§ Instructions for the task: Copy the manga review below word for word, from its first line through the last footnote.

The series is well served by its spare but effective art, which conveys the sense of a world plated over and then abandoned by its foolish creators.
Girls’ Last Tour is an instance of the genre the Japanese call “iyashikei”; episodic slice-of-life stories with little to no conventional dramatic conflict, stories with an overall soothing effect. A post-apocalyptic wasteland might seem like an odd choice for an iyashikei story (unless you’ve encountered Yokohama Kaidashi Kikō), but Girls’ Last Tour is proof that it not only can be done, but done well.
Girls’ Last Tour is licensed in North America by Yen Press.
In the words of Wikipedia editor TexasAndroid, prolific book reviewer and perennial Darwin Award nominee James Davis Nicoll is of “questionable notability.” His work has appeared in Publishers Weekly and Romantic Times as well as on his own websites, James Nicoll Reviews and Young People Read Old SFF (where he is assisted by editor Karen Lofstrom and web person Adrienne L. Travis). He is surprisingly flammable.
[1]The manga is clearly set in the far future. We never get an explanation why the kids have what is either an antique (incredibly antique) vehicle or a replica of an ancient device.
[2]Yes, I am still bitter about that particular first grade double bill.

§ Recorded information:

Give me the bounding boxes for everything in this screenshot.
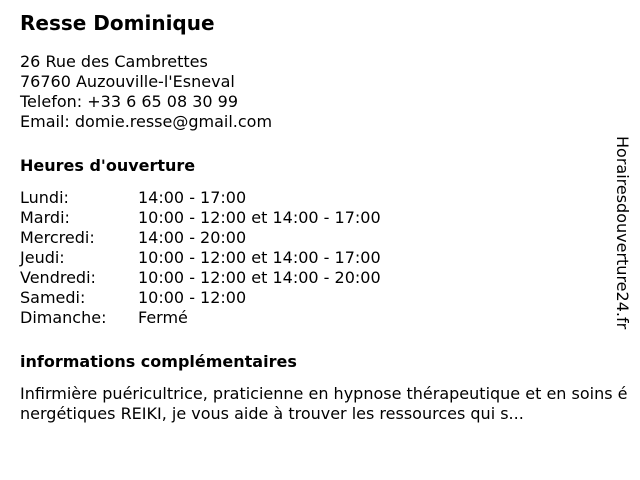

==

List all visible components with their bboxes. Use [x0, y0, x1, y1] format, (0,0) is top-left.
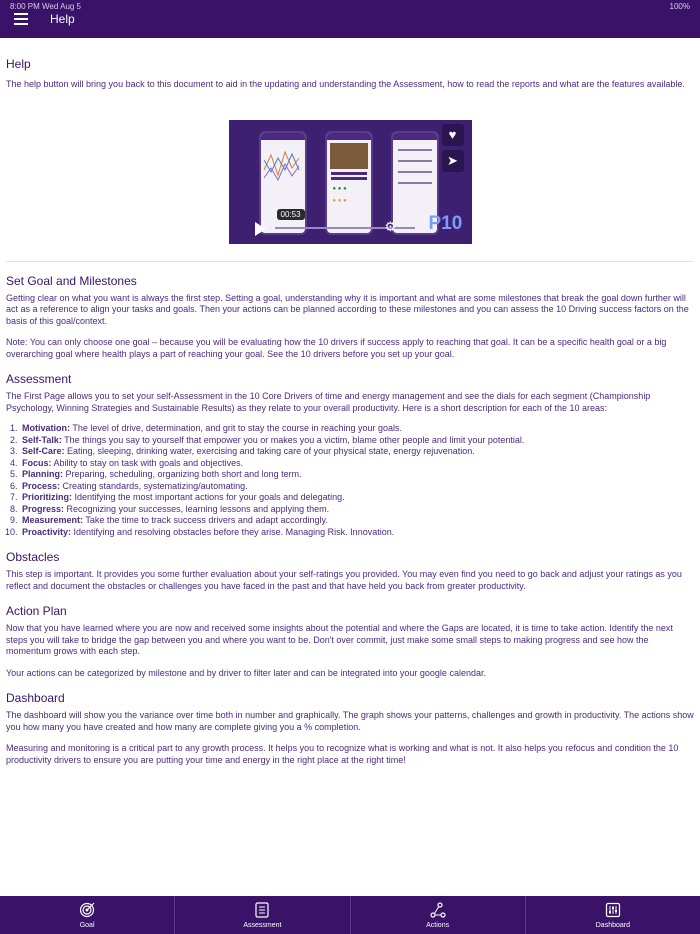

§ Response for this exercise:
The series is well served by its spare but effective art, which conveys the sense of a world plated over and then abandoned by its foolish creators.
Girls’ Last Tour is an instance of the genre the Japanese call “iyashikei”; episodic slice-of-life stories with little to no conventional dramatic conflict, stories with an overall soothing effect. A post-apocalyptic wasteland might seem like an odd choice for an iyashikei story (unless you’ve encountered Yokohama Kaidashi Kikō), but Girls’ Last Tour is proof that it not only can be done, but done well.
Girls’ Last Tour is licensed in North America by Yen Press.
In the words of Wikipedia editor TexasAndroid, prolific book reviewer and perennial Darwin Award nominee James Davis Nicoll is of “questionable notability.” His work has appeared in Publishers Weekly and Romantic Times as well as on his own websites, James Nicoll Reviews and Young People Read Old SFF (where he is assisted by editor Karen Lofstrom and web person Adrienne L. Travis). He is surprisingly flammable.
[1]The manga is clearly set in the far future. We never get an explanation why the kids have what is either an antique (incredibly antique) vehicle or a replica of an ancient device.
[2]Yes, I am still bitter about that particular first grade double bill.